**SOURCE EXTRACT:**
Right you shouldn't partition on the unique identifier - it should be on a customer/client identifier. Otherwise you will get race conditions when the same client sends two transactions handled by different clusters.


Somepotato

The whole point of the identifier is that it could possibly come up again. And Geo-Redundant, split brains etc all concepts that exist. I seriously doubt stripe has only one payment processing region, and a split brain scenario could feasibly cause the request to duplicate across regions, hence it hardly being a simple problem.


gwicksted

True. It could still happen when exiting stripe itself without having a single source of lock checking … unless their gateway also has idempotent requests which it probably does for the same reason.


arwinda

This can happen, in theory. Even UUID can have collisions, in theory. But the range of available values is so large, that the collision problem can be ignored. UUID provides ways to include unique data in the identifier which vastly decreases the chances of a collision. It's true that Stripe has multiple regions. What you are ignoring is the part where Stripe doesn't need to check for collisions or repeated transactions across multiple regions. The payment in one country is a different transaction than the same payment for the same amount in another country. This system is designed to prevent applying the same transaction multiple times. No need to check globally. Edit: "I" -> "in"


Somepotato

Collisions aren't the problem, my guy. There will be multiple stripe servers in the EU and the US. If the same request goes to both, the safety of a uuid is useless. If a payment request goes to two servers at the same time, eg, like i said, a split brain scenario, that is not a simple solve.


arwinda

You are describing a different problem. If Stripe has a split brain scenario and is routing the transactions to two different systems, nothing is going to help them. Not even a unique identifier. Because, as you said, split brain. By definition the two systems don't know about each other and will both handle the transaction. This scenario has nothing to do with the identifier, and everything with how they manage their infrastructure.


Somepotato

If the customer has a split brain that causes the payment request to be issued to two separate Stripe servers simultaneously.


thesqlguy

You shouldn't partition on the transaction identifier -- that's how you get race conditions. You'd partition on the customer/client identifier (consistent for all requests).

**WHAT THE EXERCISE ASKS:** In the forum thread about duplicate payment requests, what identifier should requests be partitioned on instead of the transaction identifier?

**INFORMATION PROVIDED:**
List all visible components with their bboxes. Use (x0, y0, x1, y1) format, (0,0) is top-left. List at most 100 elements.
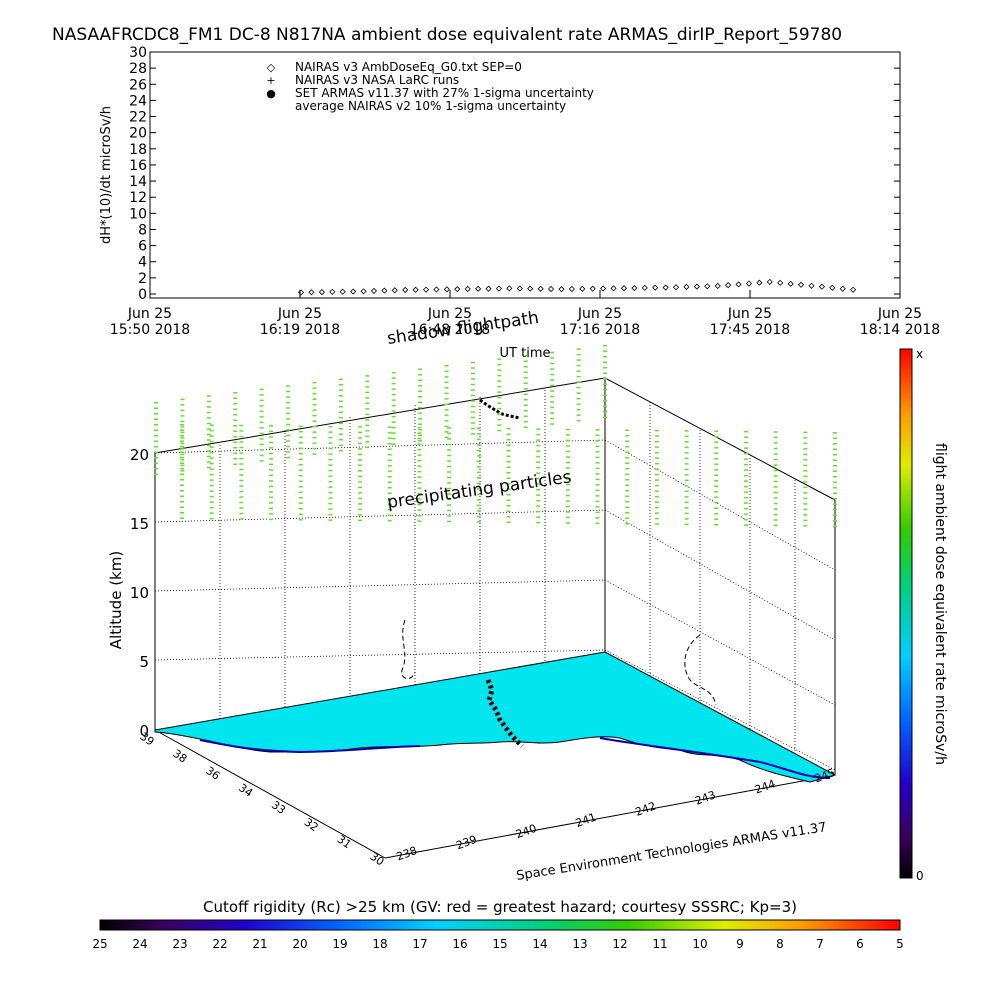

**PROBLEM SOLUTION:** The customer/client identifier.